What is asked | Your task is to reproduce the material exactly.
++++++++
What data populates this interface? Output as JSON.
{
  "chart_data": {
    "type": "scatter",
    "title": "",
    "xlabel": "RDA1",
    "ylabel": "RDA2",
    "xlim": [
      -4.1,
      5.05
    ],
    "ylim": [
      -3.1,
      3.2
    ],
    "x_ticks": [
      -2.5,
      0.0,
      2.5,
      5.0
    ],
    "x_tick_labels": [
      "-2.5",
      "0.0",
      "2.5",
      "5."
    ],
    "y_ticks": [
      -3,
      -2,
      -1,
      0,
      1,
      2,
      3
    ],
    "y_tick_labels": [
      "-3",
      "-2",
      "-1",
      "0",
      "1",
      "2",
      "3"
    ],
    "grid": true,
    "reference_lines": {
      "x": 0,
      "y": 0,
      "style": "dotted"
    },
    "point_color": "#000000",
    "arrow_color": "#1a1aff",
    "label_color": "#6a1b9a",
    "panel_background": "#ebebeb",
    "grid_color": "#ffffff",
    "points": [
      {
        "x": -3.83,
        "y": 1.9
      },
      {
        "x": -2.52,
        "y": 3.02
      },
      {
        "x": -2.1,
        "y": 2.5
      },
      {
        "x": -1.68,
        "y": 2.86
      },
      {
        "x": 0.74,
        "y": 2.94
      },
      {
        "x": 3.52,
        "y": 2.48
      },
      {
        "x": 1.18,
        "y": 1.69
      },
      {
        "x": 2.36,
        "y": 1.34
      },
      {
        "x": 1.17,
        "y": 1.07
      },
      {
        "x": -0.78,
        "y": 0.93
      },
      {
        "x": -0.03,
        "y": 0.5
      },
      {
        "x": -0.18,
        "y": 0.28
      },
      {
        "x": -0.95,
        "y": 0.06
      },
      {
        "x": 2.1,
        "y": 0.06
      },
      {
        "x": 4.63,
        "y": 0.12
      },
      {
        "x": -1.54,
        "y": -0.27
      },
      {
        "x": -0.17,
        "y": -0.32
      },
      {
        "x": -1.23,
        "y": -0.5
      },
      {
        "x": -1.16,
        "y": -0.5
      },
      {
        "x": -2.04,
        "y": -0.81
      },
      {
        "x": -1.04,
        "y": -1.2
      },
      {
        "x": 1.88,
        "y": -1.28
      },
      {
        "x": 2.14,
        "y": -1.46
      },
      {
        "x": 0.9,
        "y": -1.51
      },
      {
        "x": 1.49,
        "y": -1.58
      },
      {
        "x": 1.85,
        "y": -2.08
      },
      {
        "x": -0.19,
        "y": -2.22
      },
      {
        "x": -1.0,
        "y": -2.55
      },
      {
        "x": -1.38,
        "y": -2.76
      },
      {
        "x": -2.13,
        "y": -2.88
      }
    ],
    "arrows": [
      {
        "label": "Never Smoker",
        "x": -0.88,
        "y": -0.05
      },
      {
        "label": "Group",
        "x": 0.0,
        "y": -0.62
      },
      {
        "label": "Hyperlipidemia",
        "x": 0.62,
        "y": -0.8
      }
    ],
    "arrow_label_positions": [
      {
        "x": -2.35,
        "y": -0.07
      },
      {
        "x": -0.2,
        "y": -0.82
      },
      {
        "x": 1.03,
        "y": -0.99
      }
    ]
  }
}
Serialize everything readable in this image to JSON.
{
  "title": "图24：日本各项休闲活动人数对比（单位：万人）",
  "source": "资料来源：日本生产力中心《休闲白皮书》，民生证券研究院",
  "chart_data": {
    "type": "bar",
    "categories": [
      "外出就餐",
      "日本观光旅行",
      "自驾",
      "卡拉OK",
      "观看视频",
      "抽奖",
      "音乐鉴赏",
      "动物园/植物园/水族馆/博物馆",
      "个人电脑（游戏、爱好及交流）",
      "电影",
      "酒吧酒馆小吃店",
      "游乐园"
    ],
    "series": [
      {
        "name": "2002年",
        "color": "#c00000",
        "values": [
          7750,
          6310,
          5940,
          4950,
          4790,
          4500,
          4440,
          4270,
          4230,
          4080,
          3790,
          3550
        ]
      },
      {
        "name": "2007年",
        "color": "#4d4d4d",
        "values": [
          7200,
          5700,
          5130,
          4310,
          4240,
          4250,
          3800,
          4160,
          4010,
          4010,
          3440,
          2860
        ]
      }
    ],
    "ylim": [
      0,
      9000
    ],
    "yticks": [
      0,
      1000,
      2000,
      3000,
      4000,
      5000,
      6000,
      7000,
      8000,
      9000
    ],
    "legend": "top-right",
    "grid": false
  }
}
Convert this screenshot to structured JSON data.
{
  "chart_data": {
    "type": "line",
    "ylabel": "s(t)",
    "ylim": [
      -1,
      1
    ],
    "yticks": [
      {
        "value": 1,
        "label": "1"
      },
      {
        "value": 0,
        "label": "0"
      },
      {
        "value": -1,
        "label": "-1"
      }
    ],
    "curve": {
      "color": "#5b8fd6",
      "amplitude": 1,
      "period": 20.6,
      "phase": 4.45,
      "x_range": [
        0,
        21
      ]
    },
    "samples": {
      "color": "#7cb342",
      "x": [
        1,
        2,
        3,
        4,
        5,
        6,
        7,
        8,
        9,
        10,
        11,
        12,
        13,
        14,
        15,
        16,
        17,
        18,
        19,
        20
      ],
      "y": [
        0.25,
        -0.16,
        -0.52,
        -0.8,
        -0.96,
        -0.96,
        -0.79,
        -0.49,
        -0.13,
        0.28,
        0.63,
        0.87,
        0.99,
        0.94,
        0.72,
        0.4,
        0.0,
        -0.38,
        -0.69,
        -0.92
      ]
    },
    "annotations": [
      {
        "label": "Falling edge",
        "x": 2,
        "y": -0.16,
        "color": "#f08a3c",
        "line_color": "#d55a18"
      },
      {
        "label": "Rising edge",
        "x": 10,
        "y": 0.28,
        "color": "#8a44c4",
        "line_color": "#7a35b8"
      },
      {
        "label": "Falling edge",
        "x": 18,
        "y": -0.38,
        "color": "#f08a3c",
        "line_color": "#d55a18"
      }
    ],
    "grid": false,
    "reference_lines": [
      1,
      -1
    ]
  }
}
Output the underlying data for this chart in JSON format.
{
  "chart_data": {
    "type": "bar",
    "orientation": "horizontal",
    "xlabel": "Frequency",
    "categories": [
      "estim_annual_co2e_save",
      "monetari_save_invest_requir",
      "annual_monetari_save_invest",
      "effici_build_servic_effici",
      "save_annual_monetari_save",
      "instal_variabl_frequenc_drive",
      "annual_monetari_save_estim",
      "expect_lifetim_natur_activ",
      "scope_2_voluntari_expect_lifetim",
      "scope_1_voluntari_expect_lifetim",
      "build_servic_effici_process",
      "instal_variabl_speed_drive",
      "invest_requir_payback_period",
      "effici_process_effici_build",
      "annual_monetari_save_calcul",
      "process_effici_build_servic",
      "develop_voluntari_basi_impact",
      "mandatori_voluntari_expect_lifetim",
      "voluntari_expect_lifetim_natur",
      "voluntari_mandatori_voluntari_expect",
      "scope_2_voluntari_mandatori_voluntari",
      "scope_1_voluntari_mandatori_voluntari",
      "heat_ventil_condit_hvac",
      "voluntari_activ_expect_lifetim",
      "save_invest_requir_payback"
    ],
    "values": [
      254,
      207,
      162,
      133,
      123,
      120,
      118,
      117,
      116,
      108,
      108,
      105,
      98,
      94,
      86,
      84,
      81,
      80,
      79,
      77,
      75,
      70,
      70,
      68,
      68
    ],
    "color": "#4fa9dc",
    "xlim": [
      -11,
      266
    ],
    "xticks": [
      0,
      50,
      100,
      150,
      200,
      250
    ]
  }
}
++++++++
Full solution |
What data populates this interface? Output as JSON.
{
  "chart_data": {
    "type": "scatter",
    "title": "",
    "xlabel": "RDA1",
    "ylabel": "RDA2",
    "xlim": [
      -4.1,
      5.05
    ],
    "ylim": [
      -3.1,
      3.2
    ],
    "x_ticks": [
      -2.5,
      0.0,
      2.5,
      5.0
    ],
    "x_tick_labels": [
      "-2.5",
      "0.0",
      "2.5",
      "5."
    ],
    "y_ticks": [
      -3,
      -2,
      -1,
      0,
      1,
      2,
      3
    ],
    "y_tick_labels": [
      "-3",
      "-2",
      "-1",
      "0",
      "1",
      "2",
      "3"
    ],
    "grid": true,
    "reference_lines": {
      "x": 0,
      "y": 0,
      "style": "dotted"
    },
    "point_color": "#000000",
    "arrow_color": "#1a1aff",
    "label_color": "#6a1b9a",
    "panel_background": "#ebebeb",
    "grid_color": "#ffffff",
    "points": [
      {
        "x": -3.83,
        "y": 1.9
      },
      {
        "x": -2.52,
        "y": 3.02
      },
      {
        "x": -2.1,
        "y": 2.5
      },
      {
        "x": -1.68,
        "y": 2.86
      },
      {
        "x": 0.74,
        "y": 2.94
      },
      {
        "x": 3.52,
        "y": 2.48
      },
      {
        "x": 1.18,
        "y": 1.69
      },
      {
        "x": 2.36,
        "y": 1.34
      },
      {
        "x": 1.17,
        "y": 1.07
      },
      {
        "x": -0.78,
        "y": 0.93
      },
      {
        "x": -0.03,
        "y": 0.5
      },
      {
        "x": -0.18,
        "y": 0.28
      },
      {
        "x": -0.95,
        "y": 0.06
      },
      {
        "x": 2.1,
        "y": 0.06
      },
      {
        "x": 4.63,
        "y": 0.12
      },
      {
        "x": -1.54,
        "y": -0.27
      },
      {
        "x": -0.17,
        "y": -0.32
      },
      {
        "x": -1.23,
        "y": -0.5
      },
      {
        "x": -1.16,
        "y": -0.5
      },
      {
        "x": -2.04,
        "y": -0.81
      },
      {
        "x": -1.04,
        "y": -1.2
      },
      {
        "x": 1.88,
        "y": -1.28
      },
      {
        "x": 2.14,
        "y": -1.46
      },
      {
        "x": 0.9,
        "y": -1.51
      },
      {
        "x": 1.49,
        "y": -1.58
      },
      {
        "x": 1.85,
        "y": -2.08
      },
      {
        "x": -0.19,
        "y": -2.22
      },
      {
        "x": -1.0,
        "y": -2.55
      },
      {
        "x": -1.38,
        "y": -2.76
      },
      {
        "x": -2.13,
        "y": -2.88
      }
    ],
    "arrows": [
      {
        "label": "Never Smoker",
        "x": -0.88,
        "y": -0.05
      },
      {
        "label": "Group",
        "x": 0.0,
        "y": -0.62
      },
      {
        "label": "Hyperlipidemia",
        "x": 0.62,
        "y": -0.8
      }
    ],
    "arrow_label_positions": [
      {
        "x": -2.35,
        "y": -0.07
      },
      {
        "x": -0.2,
        "y": -0.82
      },
      {
        "x": 1.03,
        "y": -0.99
      }
    ]
  }
}
Serialize everything readable in this image to JSON.
{
  "title": "图24：日本各项休闲活动人数对比（单位：万人）",
  "source": "资料来源：日本生产力中心《休闲白皮书》，民生证券研究院",
  "chart_data": {
    "type": "bar",
    "categories": [
      "外出就餐",
      "日本观光旅行",
      "自驾",
      "卡拉OK",
      "观看视频",
      "抽奖",
      "音乐鉴赏",
      "动物园/植物园/水族馆/博物馆",
      "个人电脑（游戏、爱好及交流）",
      "电影",
      "酒吧酒馆小吃店",
      "游乐园"
    ],
    "series": [
      {
        "name": "2002年",
        "color": "#c00000",
        "values": [
          7750,
          6310,
          5940,
          4950,
          4790,
          4500,
          4440,
          4270,
          4230,
          4080,
          3790,
          3550
        ]
      },
      {
        "name": "2007年",
        "color": "#4d4d4d",
        "values": [
          7200,
          5700,
          5130,
          4310,
          4240,
          4250,
          3800,
          4160,
          4010,
          4010,
          3440,
          2860
        ]
      }
    ],
    "ylim": [
      0,
      9000
    ],
    "yticks": [
      0,
      1000,
      2000,
      3000,
      4000,
      5000,
      6000,
      7000,
      8000,
      9000
    ],
    "legend": "top-right",
    "grid": false
  }
}
Convert this screenshot to structured JSON data.
{
  "chart_data": {
    "type": "line",
    "ylabel": "s(t)",
    "ylim": [
      -1,
      1
    ],
    "yticks": [
      {
        "value": 1,
        "label": "1"
      },
      {
        "value": 0,
        "label": "0"
      },
      {
        "value": -1,
        "label": "-1"
      }
    ],
    "curve": {
      "color": "#5b8fd6",
      "amplitude": 1,
      "period": 20.6,
      "phase": 4.45,
      "x_range": [
        0,
        21
      ]
    },
    "samples": {
      "color": "#7cb342",
      "x": [
        1,
        2,
        3,
        4,
        5,
        6,
        7,
        8,
        9,
        10,
        11,
        12,
        13,
        14,
        15,
        16,
        17,
        18,
        19,
        20
      ],
      "y": [
        0.25,
        -0.16,
        -0.52,
        -0.8,
        -0.96,
        -0.96,
        -0.79,
        -0.49,
        -0.13,
        0.28,
        0.63,
        0.87,
        0.99,
        0.94,
        0.72,
        0.4,
        0.0,
        -0.38,
        -0.69,
        -0.92
      ]
    },
    "annotations": [
      {
        "label": "Falling edge",
        "x": 2,
        "y": -0.16,
        "color": "#f08a3c",
        "line_color": "#d55a18"
      },
      {
        "label": "Rising edge",
        "x": 10,
        "y": 0.28,
        "color": "#8a44c4",
        "line_color": "#7a35b8"
      },
      {
        "label": "Falling edge",
        "x": 18,
        "y": -0.38,
        "color": "#f08a3c",
        "line_color": "#d55a18"
      }
    ],
    "grid": false,
    "reference_lines": [
      1,
      -1
    ]
  }
}
Output the underlying data for this chart in JSON format.
{
  "chart_data": {
    "type": "bar",
    "orientation": "horizontal",
    "xlabel": "Frequency",
    "categories": [
      "estim_annual_co2e_save",
      "monetari_save_invest_requir",
      "annual_monetari_save_invest",
      "effici_build_servic_effici",
      "save_annual_monetari_save",
      "instal_variabl_frequenc_drive",
      "annual_monetari_save_estim",
      "expect_lifetim_natur_activ",
      "scope_2_voluntari_expect_lifetim",
      "scope_1_voluntari_expect_lifetim",
      "build_servic_effici_process",
      "instal_variabl_speed_drive",
      "invest_requir_payback_period",
      "effici_process_effici_build",
      "annual_monetari_save_calcul",
      "process_effici_build_servic",
      "develop_voluntari_basi_impact",
      "mandatori_voluntari_expect_lifetim",
      "voluntari_expect_lifetim_natur",
      "voluntari_mandatori_voluntari_expect",
      "scope_2_voluntari_mandatori_voluntari",
      "scope_1_voluntari_mandatori_voluntari",
      "heat_ventil_condit_hvac",
      "voluntari_activ_expect_lifetim",
      "save_invest_requir_payback"
    ],
    "values": [
      254,
      207,
      162,
      133,
      123,
      120,
      118,
      117,
      116,
      108,
      108,
      105,
      98,
      94,
      86,
      84,
      81,
      80,
      79,
      77,
      75,
      70,
      70,
      68,
      68
    ],
    "color": "#4fa9dc",
    "xlim": [
      -11,
      266
    ],
    "xticks": [
      0,
      50,
      100,
      150,
      200,
      250
    ]
  }
}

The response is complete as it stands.